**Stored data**

____

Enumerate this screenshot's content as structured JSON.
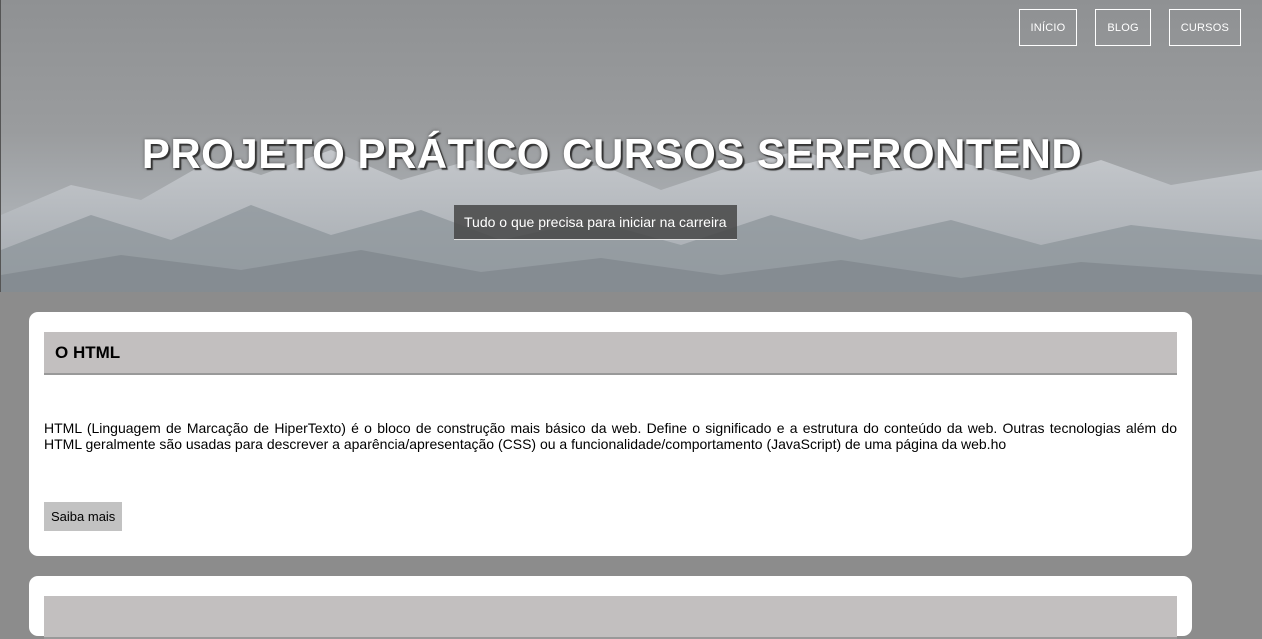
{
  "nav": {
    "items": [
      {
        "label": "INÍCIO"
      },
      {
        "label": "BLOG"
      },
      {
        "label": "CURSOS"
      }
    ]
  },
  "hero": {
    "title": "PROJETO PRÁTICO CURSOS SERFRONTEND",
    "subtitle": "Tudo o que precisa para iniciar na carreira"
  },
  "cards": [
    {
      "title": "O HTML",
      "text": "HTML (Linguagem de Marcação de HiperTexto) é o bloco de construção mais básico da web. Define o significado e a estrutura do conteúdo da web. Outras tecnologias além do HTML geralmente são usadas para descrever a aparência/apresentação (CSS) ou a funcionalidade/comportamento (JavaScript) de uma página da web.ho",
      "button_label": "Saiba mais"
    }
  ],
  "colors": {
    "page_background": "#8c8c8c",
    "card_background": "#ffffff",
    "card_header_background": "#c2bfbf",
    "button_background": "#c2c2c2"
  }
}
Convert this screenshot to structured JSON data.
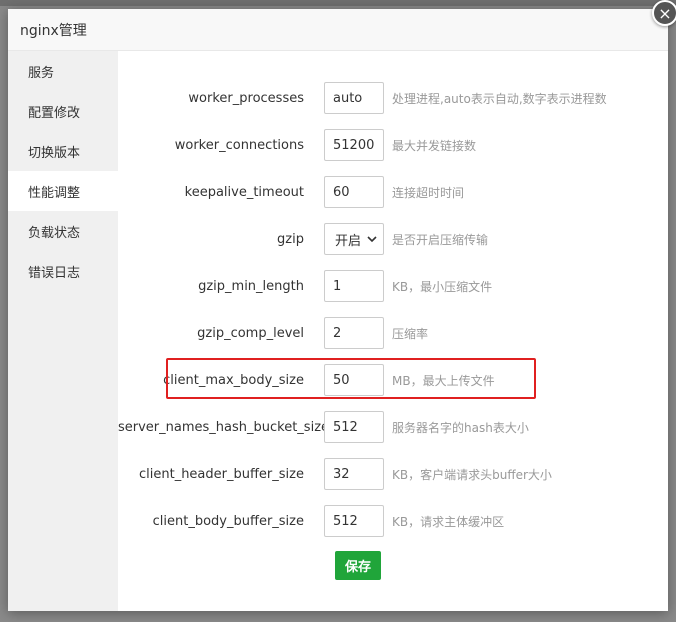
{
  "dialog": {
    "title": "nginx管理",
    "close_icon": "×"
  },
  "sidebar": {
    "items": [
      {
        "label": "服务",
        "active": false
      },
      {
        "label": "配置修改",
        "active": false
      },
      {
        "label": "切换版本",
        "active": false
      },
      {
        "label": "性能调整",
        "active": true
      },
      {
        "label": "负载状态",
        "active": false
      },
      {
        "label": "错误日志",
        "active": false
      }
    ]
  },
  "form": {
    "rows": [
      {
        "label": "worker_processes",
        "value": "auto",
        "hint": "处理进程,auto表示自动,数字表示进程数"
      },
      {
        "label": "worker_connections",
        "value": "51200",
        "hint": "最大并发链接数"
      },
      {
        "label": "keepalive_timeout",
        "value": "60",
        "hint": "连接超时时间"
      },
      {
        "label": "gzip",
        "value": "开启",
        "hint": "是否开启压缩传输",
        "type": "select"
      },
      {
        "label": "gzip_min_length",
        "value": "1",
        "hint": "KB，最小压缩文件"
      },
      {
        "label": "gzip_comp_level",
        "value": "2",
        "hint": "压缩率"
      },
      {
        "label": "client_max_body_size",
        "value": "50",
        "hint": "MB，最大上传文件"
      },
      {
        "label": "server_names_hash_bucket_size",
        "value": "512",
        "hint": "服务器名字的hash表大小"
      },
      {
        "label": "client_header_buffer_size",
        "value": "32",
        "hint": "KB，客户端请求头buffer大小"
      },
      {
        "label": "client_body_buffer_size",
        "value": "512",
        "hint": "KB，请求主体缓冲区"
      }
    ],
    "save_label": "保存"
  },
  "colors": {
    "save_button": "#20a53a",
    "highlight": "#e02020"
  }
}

____

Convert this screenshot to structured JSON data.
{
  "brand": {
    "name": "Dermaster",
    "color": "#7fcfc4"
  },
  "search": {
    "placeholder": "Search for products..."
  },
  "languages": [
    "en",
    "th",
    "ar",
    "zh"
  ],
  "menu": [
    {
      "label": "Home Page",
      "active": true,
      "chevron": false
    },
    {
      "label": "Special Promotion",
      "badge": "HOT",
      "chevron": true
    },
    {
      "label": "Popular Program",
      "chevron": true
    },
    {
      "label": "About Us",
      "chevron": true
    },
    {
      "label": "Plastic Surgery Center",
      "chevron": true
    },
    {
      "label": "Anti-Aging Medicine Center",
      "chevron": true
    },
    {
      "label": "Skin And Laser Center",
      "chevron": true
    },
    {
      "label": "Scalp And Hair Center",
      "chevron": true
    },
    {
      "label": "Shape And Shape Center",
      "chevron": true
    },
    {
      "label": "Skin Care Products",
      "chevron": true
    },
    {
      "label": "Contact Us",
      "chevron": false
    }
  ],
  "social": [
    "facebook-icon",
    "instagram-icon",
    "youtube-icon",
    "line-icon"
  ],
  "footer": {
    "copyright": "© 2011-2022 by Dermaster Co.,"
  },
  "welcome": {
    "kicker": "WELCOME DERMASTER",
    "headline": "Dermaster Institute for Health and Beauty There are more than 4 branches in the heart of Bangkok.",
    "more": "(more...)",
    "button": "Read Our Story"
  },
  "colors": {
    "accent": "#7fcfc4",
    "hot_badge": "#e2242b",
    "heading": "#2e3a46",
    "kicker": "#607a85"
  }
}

____

**Objective**
From the listing, copy every line where the string "Skin" appears.

**Solution to this exercise**
      "label": "Skin And Laser Center",
      "label": "Skin Care Products",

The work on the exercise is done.